### Task statement
Find how many lines in the data below mention "cursor". Give the number only.

### Given records
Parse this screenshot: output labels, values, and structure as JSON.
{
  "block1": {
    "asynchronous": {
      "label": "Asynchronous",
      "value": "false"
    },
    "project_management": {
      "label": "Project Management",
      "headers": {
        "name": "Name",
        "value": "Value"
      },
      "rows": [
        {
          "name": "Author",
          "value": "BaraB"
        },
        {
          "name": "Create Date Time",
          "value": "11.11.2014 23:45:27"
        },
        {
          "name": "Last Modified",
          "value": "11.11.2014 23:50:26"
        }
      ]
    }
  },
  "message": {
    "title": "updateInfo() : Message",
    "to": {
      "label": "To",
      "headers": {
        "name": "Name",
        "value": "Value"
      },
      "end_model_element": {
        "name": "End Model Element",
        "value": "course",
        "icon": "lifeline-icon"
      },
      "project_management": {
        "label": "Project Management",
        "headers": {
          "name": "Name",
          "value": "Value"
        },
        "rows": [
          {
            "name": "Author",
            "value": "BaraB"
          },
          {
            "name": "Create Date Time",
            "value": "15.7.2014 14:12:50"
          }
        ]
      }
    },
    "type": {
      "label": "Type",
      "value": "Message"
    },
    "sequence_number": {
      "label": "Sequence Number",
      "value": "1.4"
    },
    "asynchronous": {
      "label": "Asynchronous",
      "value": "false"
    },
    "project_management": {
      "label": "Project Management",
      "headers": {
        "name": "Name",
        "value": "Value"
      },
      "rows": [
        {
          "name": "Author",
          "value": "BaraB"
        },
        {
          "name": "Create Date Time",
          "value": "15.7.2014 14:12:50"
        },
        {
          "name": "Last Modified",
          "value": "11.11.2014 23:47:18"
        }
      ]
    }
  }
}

...

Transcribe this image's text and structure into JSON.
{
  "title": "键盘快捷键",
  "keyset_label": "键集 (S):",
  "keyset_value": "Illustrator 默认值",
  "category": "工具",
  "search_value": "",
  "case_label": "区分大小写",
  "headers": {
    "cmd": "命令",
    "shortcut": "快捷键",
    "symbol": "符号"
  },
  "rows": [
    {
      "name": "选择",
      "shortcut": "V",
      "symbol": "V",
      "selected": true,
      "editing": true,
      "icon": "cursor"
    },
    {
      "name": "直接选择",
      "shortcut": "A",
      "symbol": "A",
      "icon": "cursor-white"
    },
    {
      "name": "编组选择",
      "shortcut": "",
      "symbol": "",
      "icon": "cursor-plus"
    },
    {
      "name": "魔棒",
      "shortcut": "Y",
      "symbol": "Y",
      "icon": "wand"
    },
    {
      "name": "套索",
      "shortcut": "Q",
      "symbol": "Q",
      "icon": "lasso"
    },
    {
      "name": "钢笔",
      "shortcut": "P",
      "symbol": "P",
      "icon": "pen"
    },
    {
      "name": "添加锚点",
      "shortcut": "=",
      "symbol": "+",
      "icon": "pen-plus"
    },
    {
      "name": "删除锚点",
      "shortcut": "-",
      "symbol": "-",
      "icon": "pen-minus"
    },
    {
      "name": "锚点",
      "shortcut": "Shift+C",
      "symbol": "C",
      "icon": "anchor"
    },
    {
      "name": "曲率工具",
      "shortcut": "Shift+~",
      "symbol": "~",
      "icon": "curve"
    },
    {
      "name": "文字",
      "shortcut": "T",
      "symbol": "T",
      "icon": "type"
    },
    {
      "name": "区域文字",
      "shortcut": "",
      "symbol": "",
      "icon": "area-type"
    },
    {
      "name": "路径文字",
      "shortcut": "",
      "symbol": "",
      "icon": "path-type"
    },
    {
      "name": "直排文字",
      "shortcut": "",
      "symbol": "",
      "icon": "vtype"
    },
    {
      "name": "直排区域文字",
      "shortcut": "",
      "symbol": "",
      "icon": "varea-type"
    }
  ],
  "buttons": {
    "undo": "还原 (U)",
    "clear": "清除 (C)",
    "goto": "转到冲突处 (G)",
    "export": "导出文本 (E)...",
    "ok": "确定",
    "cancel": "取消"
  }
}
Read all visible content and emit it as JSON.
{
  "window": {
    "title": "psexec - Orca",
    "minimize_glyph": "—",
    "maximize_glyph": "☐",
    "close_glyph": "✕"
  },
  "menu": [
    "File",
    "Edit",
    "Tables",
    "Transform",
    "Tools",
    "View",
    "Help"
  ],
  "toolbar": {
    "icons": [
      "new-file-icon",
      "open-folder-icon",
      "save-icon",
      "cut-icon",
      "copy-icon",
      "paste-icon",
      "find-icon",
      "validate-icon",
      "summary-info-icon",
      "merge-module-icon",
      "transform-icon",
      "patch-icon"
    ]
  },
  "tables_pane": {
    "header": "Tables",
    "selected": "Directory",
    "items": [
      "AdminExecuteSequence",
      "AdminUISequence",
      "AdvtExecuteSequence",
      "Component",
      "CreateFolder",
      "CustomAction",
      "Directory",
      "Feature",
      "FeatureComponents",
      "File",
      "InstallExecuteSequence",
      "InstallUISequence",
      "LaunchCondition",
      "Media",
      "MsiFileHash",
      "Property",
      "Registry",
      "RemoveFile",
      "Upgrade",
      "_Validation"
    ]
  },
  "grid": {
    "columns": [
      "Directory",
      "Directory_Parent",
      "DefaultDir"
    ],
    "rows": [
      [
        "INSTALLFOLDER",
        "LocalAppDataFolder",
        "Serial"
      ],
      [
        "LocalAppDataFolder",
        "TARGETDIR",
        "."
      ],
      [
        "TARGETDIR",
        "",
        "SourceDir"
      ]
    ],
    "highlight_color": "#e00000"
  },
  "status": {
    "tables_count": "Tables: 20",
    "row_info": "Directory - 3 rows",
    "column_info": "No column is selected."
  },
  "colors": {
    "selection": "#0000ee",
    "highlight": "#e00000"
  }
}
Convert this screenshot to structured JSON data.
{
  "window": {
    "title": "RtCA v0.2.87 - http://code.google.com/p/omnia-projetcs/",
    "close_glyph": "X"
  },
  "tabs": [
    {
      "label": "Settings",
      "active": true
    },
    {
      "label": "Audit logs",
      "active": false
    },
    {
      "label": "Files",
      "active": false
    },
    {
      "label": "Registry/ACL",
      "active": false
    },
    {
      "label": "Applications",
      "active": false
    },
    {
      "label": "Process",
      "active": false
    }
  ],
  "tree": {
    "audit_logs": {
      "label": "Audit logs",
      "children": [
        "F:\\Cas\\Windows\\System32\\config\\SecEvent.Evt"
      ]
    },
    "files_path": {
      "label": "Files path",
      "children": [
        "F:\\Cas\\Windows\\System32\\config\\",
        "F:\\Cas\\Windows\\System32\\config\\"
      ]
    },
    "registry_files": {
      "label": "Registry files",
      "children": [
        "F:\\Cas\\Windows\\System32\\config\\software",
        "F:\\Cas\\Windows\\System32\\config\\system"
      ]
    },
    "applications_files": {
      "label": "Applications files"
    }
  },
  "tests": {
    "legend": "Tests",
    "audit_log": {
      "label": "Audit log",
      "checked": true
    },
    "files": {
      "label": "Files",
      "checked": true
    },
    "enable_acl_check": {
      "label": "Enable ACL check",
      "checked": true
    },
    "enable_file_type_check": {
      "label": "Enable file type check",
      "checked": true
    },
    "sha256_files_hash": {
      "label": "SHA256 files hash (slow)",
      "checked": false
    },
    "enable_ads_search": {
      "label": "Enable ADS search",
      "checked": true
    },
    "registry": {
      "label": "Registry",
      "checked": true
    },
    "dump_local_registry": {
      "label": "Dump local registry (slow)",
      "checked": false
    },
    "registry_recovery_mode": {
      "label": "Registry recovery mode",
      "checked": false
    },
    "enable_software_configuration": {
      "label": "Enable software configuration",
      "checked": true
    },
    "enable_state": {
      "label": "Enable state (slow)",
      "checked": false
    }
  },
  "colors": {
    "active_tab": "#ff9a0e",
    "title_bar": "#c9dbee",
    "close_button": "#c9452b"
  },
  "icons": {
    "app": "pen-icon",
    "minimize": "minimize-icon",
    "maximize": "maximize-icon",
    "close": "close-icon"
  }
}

### Result
3